Stored data entries
===

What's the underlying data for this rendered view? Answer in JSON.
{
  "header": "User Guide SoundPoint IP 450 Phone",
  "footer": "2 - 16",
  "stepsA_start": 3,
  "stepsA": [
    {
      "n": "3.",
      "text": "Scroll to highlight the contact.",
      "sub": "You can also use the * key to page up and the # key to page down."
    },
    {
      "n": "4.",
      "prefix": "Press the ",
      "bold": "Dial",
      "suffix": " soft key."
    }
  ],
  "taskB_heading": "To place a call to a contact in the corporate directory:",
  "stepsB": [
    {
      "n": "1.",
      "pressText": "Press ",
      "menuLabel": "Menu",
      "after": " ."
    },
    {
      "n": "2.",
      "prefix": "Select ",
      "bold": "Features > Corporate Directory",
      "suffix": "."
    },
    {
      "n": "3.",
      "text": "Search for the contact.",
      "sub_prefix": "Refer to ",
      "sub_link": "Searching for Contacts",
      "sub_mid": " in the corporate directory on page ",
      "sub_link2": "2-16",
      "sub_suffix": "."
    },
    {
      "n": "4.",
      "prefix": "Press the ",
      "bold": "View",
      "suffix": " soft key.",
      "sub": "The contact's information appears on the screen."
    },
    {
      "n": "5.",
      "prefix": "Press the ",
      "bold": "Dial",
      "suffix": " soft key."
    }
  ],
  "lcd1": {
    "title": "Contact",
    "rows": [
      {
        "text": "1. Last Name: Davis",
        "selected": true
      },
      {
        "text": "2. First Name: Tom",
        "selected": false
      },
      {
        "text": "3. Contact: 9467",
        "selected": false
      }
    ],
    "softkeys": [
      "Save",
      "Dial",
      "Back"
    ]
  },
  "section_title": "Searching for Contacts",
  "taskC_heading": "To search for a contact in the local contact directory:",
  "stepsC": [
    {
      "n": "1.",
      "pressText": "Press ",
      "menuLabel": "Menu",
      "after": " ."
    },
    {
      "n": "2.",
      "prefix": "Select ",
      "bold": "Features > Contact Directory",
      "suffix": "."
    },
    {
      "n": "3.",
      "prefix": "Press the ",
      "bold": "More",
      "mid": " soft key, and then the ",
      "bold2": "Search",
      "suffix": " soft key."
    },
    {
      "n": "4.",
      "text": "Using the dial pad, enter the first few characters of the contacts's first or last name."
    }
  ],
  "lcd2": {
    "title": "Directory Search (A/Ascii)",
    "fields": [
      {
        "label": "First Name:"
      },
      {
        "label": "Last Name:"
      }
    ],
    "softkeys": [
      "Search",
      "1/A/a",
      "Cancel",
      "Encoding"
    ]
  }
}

===

→ Task: Determine how many lines in the data above contain the string "page". Give nothing except the number.

→ Result of this exercise: 2